> _Description of the task_: Find every line in the records below that contains the word "edge", and copy each such line.

> _Recorded data_:
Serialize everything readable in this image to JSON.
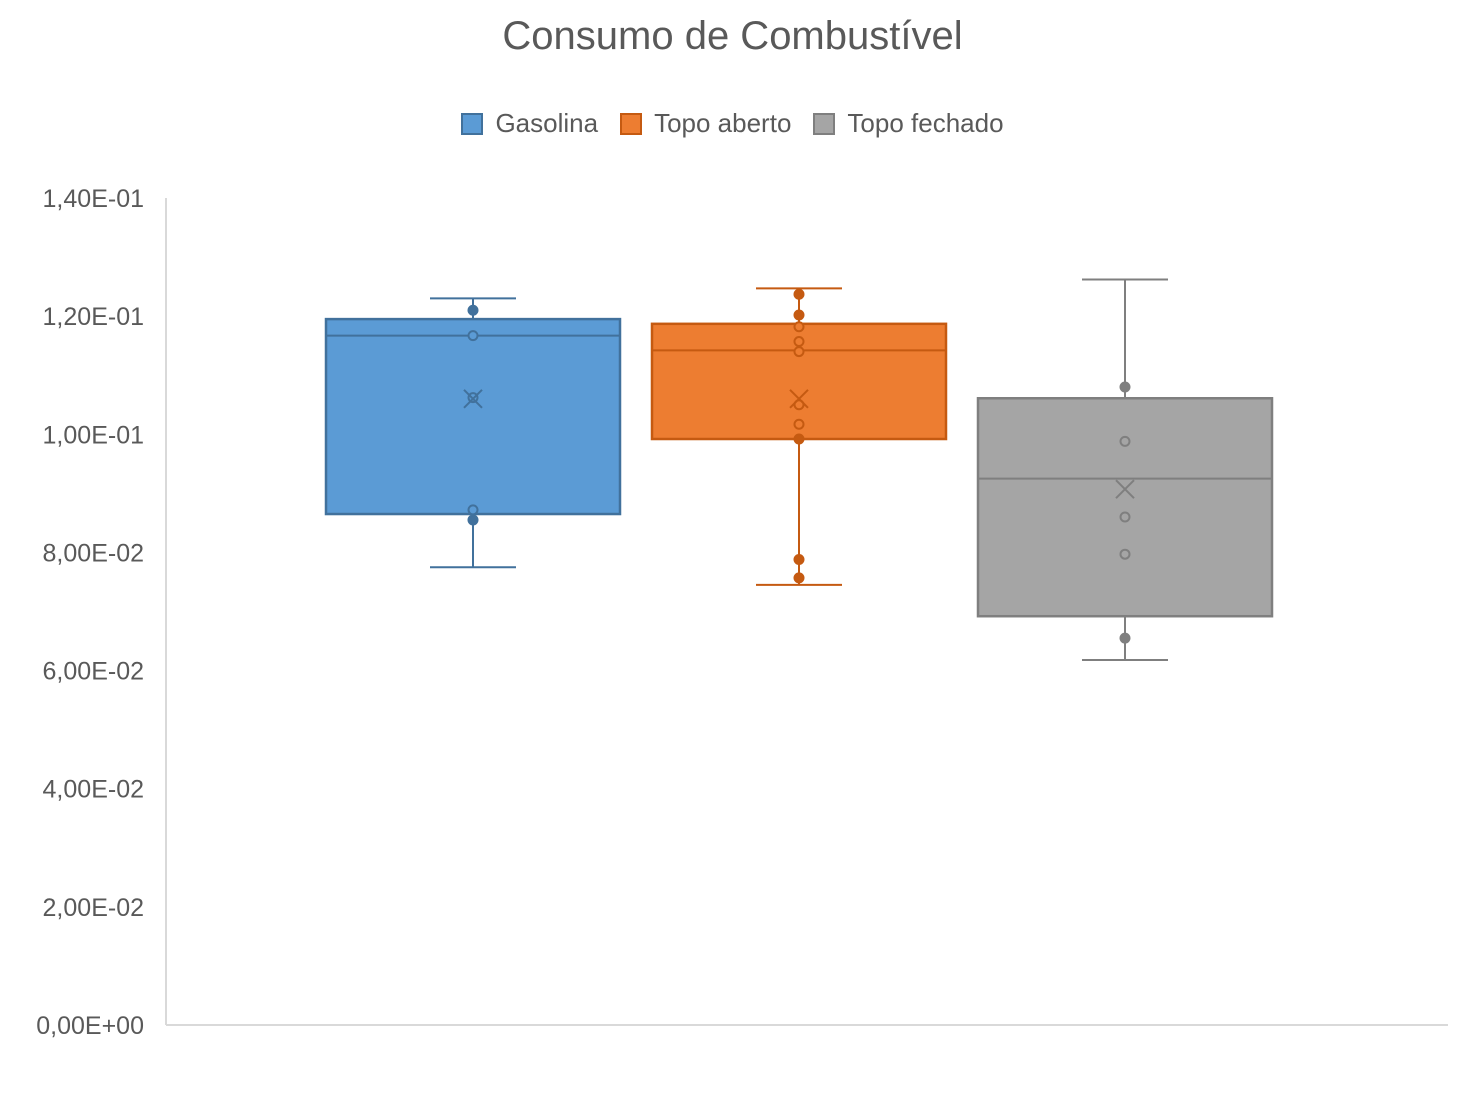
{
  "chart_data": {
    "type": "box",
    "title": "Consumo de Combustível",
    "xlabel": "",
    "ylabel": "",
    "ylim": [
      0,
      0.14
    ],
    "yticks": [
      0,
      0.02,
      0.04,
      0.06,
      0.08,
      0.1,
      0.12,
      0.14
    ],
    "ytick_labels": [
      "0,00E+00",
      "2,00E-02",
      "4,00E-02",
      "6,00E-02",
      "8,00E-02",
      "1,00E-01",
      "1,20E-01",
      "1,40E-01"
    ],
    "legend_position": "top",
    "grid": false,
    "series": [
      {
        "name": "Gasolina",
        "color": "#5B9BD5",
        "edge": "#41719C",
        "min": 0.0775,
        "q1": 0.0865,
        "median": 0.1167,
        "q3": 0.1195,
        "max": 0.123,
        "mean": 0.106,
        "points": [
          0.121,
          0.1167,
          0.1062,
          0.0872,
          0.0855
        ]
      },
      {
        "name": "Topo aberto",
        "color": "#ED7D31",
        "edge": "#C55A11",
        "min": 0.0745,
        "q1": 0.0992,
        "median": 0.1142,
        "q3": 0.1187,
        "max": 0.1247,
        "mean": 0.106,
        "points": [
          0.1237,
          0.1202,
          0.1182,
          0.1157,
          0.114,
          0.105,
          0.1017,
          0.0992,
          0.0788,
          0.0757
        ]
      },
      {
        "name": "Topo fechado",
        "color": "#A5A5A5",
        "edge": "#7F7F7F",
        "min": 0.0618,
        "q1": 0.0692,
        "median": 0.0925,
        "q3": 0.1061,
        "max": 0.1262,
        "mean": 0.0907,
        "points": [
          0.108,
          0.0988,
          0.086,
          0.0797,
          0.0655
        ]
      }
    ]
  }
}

> _Exercise answer_:
        "edge": "#41719C",
        "edge": "#C55A11",
        "edge": "#7F7F7F",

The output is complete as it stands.